Stored entries
═══

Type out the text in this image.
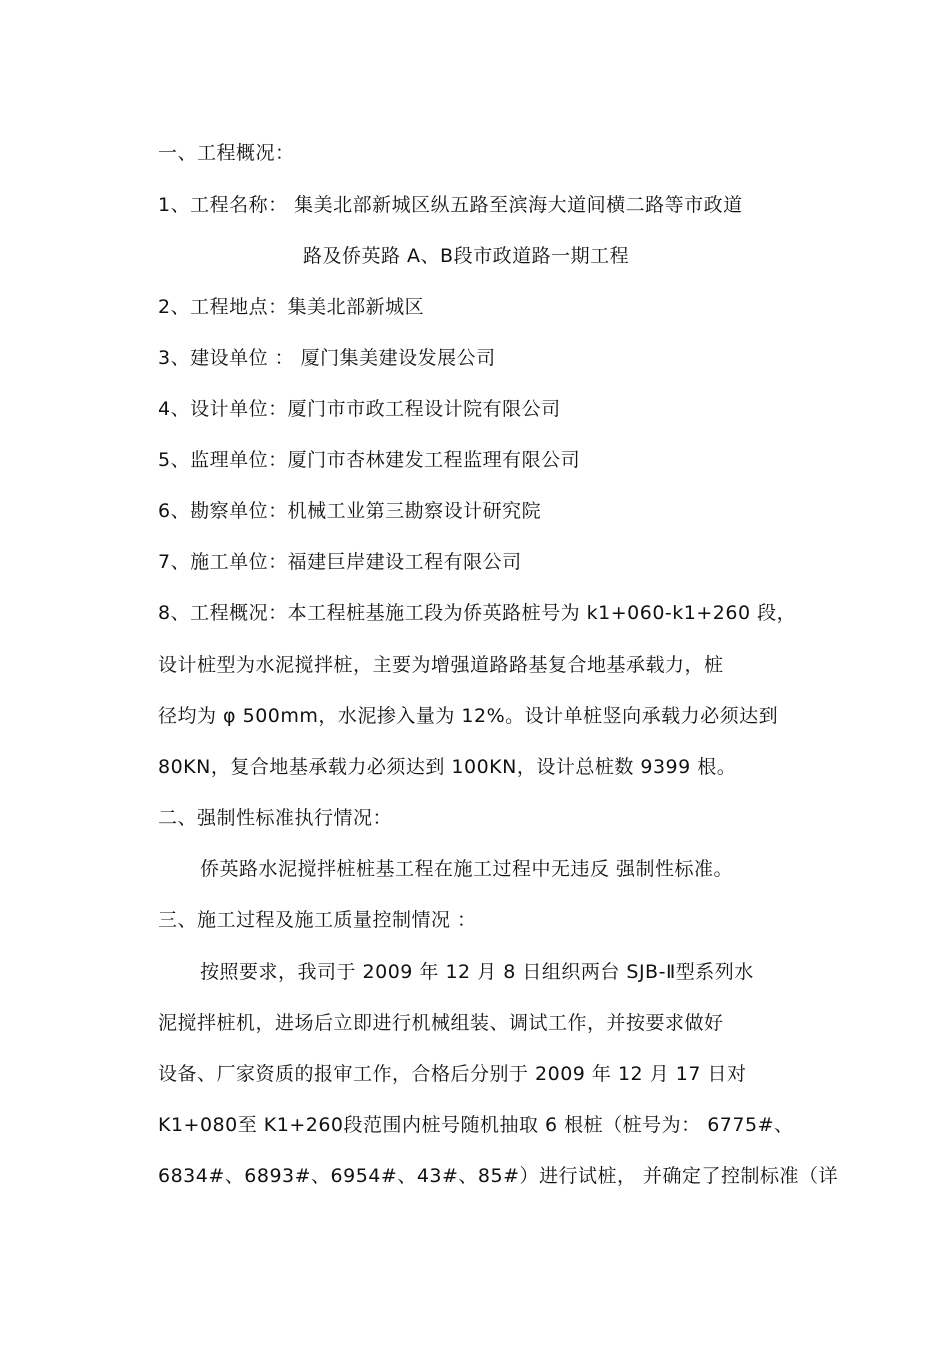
一、工程概况：
1、工程名称： 集美北部新城区纵五路至滨海大道间横二路等市政道
路及侨英路 A、B段市政道路一期工程
2、工程地点：集美北部新城区
3、建设单位 ： 厦门集美建设发展公司
4、设计单位：厦门市市政工程设计院有限公司
5、监理单位：厦门市杏林建发工程监理有限公司
6、勘察单位：机械工业第三勘察设计研究院
7、施工单位：福建巨岸建设工程有限公司
8、工程概况：本工程桩基施工段为侨英路桩号为 k1+060-k1+260 段，
设计桩型为水泥搅拌桩，主要为增强道路路基复合地基承载力，桩
径均为 φ 500mm，水泥掺入量为 12%。设计单桩竖向承载力必须达到
80KN，复合地基承载力必须达到 100KN，设计总桩数 9399 根。
二、强制性标准执行情况：
侨英路水泥搅拌桩桩基工程在施工过程中无违反 强制性标准。
三、施工过程及施工质量控制情况 ：
按照要求，我司于 2009 年 12 月 8 日组织两台 SJB-Ⅱ型系列水
泥搅拌桩机，进场后立即进行机械组装、调试工作，并按要求做好
设备、厂家资质的报审工作，合格后分别于 2009 年 12 月 17 日对
K1+080至 K1+260段范围内桩号随机抽取 6 根桩（桩号为： 6775#、
6834#、6893#、6954#、43#、85#）进行试桩， 并确定了控制标准（详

═══

> **WORK TO DO**
Drop the pictures and reproduce the rest of the entries above exactly.

> **RESPONSE TO THE TASK**
Type out the text in this image.
一、工程概况：
1、工程名称： 集美北部新城区纵五路至滨海大道间横二路等市政道
路及侨英路 A、B段市政道路一期工程
2、工程地点：集美北部新城区
3、建设单位 ： 厦门集美建设发展公司
4、设计单位：厦门市市政工程设计院有限公司
5、监理单位：厦门市杏林建发工程监理有限公司
6、勘察单位：机械工业第三勘察设计研究院
7、施工单位：福建巨岸建设工程有限公司
8、工程概况：本工程桩基施工段为侨英路桩号为 k1+060-k1+260 段，
设计桩型为水泥搅拌桩，主要为增强道路路基复合地基承载力，桩
径均为 φ 500mm，水泥掺入量为 12%。设计单桩竖向承载力必须达到
80KN，复合地基承载力必须达到 100KN，设计总桩数 9399 根。
二、强制性标准执行情况：
侨英路水泥搅拌桩桩基工程在施工过程中无违反 强制性标准。
三、施工过程及施工质量控制情况 ：
按照要求，我司于 2009 年 12 月 8 日组织两台 SJB-Ⅱ型系列水
泥搅拌桩机，进场后立即进行机械组装、调试工作，并按要求做好
设备、厂家资质的报审工作，合格后分别于 2009 年 12 月 17 日对
K1+080至 K1+260段范围内桩号随机抽取 6 根桩（桩号为： 6775#、
6834#、6893#、6954#、43#、85#）进行试桩， 并确定了控制标准（详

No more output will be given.